[Data entries]
┄┄┄┄┄┄

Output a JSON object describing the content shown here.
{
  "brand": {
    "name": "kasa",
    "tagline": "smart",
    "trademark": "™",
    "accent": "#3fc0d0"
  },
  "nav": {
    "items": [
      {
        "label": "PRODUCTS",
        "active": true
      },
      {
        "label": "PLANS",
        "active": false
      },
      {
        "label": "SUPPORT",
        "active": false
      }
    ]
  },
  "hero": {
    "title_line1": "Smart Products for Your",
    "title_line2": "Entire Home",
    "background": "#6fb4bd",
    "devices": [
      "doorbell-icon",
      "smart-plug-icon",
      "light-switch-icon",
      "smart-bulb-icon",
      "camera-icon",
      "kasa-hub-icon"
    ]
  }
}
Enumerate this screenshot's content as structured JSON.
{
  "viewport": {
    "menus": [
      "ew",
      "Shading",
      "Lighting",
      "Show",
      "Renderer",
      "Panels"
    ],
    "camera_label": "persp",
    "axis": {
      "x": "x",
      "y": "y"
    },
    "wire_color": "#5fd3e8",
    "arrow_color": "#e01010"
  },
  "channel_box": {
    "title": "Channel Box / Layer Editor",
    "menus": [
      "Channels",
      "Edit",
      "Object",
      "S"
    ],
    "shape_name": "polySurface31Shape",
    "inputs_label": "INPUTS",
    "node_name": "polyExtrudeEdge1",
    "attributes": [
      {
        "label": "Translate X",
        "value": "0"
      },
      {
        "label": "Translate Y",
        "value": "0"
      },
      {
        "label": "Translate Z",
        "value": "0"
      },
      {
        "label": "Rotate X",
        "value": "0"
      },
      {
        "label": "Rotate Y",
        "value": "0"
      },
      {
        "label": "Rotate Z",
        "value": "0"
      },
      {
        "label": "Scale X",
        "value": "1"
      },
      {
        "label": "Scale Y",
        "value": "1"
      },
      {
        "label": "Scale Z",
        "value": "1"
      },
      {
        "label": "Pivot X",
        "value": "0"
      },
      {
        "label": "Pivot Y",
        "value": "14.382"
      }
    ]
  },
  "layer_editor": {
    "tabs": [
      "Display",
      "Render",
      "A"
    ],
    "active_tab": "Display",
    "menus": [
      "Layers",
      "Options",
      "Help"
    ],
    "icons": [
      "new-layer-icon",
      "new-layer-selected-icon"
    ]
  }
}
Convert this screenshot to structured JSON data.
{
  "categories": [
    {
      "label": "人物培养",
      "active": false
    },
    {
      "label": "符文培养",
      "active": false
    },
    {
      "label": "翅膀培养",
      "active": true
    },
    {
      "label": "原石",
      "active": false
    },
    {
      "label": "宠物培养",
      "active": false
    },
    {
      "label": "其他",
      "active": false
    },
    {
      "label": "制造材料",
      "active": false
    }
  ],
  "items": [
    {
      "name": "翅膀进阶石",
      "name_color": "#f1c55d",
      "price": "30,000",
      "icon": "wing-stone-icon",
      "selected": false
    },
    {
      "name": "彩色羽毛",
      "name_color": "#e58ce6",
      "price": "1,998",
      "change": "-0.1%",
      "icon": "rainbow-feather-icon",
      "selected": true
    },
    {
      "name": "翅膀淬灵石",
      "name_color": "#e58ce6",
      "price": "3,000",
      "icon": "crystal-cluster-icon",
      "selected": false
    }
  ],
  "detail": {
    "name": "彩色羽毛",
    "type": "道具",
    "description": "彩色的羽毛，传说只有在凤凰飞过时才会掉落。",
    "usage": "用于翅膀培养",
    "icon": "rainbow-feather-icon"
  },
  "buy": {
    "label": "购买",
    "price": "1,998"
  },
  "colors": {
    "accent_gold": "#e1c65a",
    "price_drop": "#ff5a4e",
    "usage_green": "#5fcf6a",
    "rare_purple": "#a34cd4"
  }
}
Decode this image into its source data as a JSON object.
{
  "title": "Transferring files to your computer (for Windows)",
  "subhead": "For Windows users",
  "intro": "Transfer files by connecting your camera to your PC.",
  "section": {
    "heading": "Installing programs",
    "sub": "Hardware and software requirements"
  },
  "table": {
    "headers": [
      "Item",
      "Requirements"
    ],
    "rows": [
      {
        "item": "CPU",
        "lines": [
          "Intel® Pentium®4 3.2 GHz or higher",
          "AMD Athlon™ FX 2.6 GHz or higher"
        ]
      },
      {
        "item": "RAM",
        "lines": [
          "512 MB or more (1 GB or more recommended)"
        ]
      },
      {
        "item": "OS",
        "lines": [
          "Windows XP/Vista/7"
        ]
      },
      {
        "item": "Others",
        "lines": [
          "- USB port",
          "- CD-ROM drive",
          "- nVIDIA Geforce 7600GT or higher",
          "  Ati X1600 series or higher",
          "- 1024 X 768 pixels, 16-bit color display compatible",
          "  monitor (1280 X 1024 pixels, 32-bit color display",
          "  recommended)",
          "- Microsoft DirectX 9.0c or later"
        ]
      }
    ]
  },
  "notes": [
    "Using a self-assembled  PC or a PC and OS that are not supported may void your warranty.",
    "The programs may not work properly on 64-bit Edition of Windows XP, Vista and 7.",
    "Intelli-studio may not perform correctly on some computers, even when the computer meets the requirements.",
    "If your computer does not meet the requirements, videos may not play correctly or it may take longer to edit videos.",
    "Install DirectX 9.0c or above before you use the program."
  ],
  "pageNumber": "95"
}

┄┄┄┄┄┄

**PROBLEM REQUIREMENTS**
Return the listing above word for word.

**EXERCISE RESPONSE**
Output a JSON object describing the content shown here.
{
  "brand": {
    "name": "kasa",
    "tagline": "smart",
    "trademark": "™",
    "accent": "#3fc0d0"
  },
  "nav": {
    "items": [
      {
        "label": "PRODUCTS",
        "active": true
      },
      {
        "label": "PLANS",
        "active": false
      },
      {
        "label": "SUPPORT",
        "active": false
      }
    ]
  },
  "hero": {
    "title_line1": "Smart Products for Your",
    "title_line2": "Entire Home",
    "background": "#6fb4bd",
    "devices": [
      "doorbell-icon",
      "smart-plug-icon",
      "light-switch-icon",
      "smart-bulb-icon",
      "camera-icon",
      "kasa-hub-icon"
    ]
  }
}
Enumerate this screenshot's content as structured JSON.
{
  "viewport": {
    "menus": [
      "ew",
      "Shading",
      "Lighting",
      "Show",
      "Renderer",
      "Panels"
    ],
    "camera_label": "persp",
    "axis": {
      "x": "x",
      "y": "y"
    },
    "wire_color": "#5fd3e8",
    "arrow_color": "#e01010"
  },
  "channel_box": {
    "title": "Channel Box / Layer Editor",
    "menus": [
      "Channels",
      "Edit",
      "Object",
      "S"
    ],
    "shape_name": "polySurface31Shape",
    "inputs_label": "INPUTS",
    "node_name": "polyExtrudeEdge1",
    "attributes": [
      {
        "label": "Translate X",
        "value": "0"
      },
      {
        "label": "Translate Y",
        "value": "0"
      },
      {
        "label": "Translate Z",
        "value": "0"
      },
      {
        "label": "Rotate X",
        "value": "0"
      },
      {
        "label": "Rotate Y",
        "value": "0"
      },
      {
        "label": "Rotate Z",
        "value": "0"
      },
      {
        "label": "Scale X",
        "value": "1"
      },
      {
        "label": "Scale Y",
        "value": "1"
      },
      {
        "label": "Scale Z",
        "value": "1"
      },
      {
        "label": "Pivot X",
        "value": "0"
      },
      {
        "label": "Pivot Y",
        "value": "14.382"
      }
    ]
  },
  "layer_editor": {
    "tabs": [
      "Display",
      "Render",
      "A"
    ],
    "active_tab": "Display",
    "menus": [
      "Layers",
      "Options",
      "Help"
    ],
    "icons": [
      "new-layer-icon",
      "new-layer-selected-icon"
    ]
  }
}
Convert this screenshot to structured JSON data.
{
  "categories": [
    {
      "label": "人物培养",
      "active": false
    },
    {
      "label": "符文培养",
      "active": false
    },
    {
      "label": "翅膀培养",
      "active": true
    },
    {
      "label": "原石",
      "active": false
    },
    {
      "label": "宠物培养",
      "active": false
    },
    {
      "label": "其他",
      "active": false
    },
    {
      "label": "制造材料",
      "active": false
    }
  ],
  "items": [
    {
      "name": "翅膀进阶石",
      "name_color": "#f1c55d",
      "price": "30,000",
      "icon": "wing-stone-icon",
      "selected": false
    },
    {
      "name": "彩色羽毛",
      "name_color": "#e58ce6",
      "price": "1,998",
      "change": "-0.1%",
      "icon": "rainbow-feather-icon",
      "selected": true
    },
    {
      "name": "翅膀淬灵石",
      "name_color": "#e58ce6",
      "price": "3,000",
      "icon": "crystal-cluster-icon",
      "selected": false
    }
  ],
  "detail": {
    "name": "彩色羽毛",
    "type": "道具",
    "description": "彩色的羽毛，传说只有在凤凰飞过时才会掉落。",
    "usage": "用于翅膀培养",
    "icon": "rainbow-feather-icon"
  },
  "buy": {
    "label": "购买",
    "price": "1,998"
  },
  "colors": {
    "accent_gold": "#e1c65a",
    "price_drop": "#ff5a4e",
    "usage_green": "#5fcf6a",
    "rare_purple": "#a34cd4"
  }
}
Decode this image into its source data as a JSON object.
{
  "title": "Transferring files to your computer (for Windows)",
  "subhead": "For Windows users",
  "intro": "Transfer files by connecting your camera to your PC.",
  "section": {
    "heading": "Installing programs",
    "sub": "Hardware and software requirements"
  },
  "table": {
    "headers": [
      "Item",
      "Requirements"
    ],
    "rows": [
      {
        "item": "CPU",
        "lines": [
          "Intel® Pentium®4 3.2 GHz or higher",
          "AMD Athlon™ FX 2.6 GHz or higher"
        ]
      },
      {
        "item": "RAM",
        "lines": [
          "512 MB or more (1 GB or more recommended)"
        ]
      },
      {
        "item": "OS",
        "lines": [
          "Windows XP/Vista/7"
        ]
      },
      {
        "item": "Others",
        "lines": [
          "- USB port",
          "- CD-ROM drive",
          "- nVIDIA Geforce 7600GT or higher",
          "  Ati X1600 series or higher",
          "- 1024 X 768 pixels, 16-bit color display compatible",
          "  monitor (1280 X 1024 pixels, 32-bit color display",
          "  recommended)",
          "- Microsoft DirectX 9.0c or later"
        ]
      }
    ]
  },
  "notes": [
    "Using a self-assembled  PC or a PC and OS that are not supported may void your warranty.",
    "The programs may not work properly on 64-bit Edition of Windows XP, Vista and 7.",
    "Intelli-studio may not perform correctly on some computers, even when the computer meets the requirements.",
    "If your computer does not meet the requirements, videos may not play correctly or it may take longer to edit videos.",
    "Install DirectX 9.0c or above before you use the program."
  ],
  "pageNumber": "95"
}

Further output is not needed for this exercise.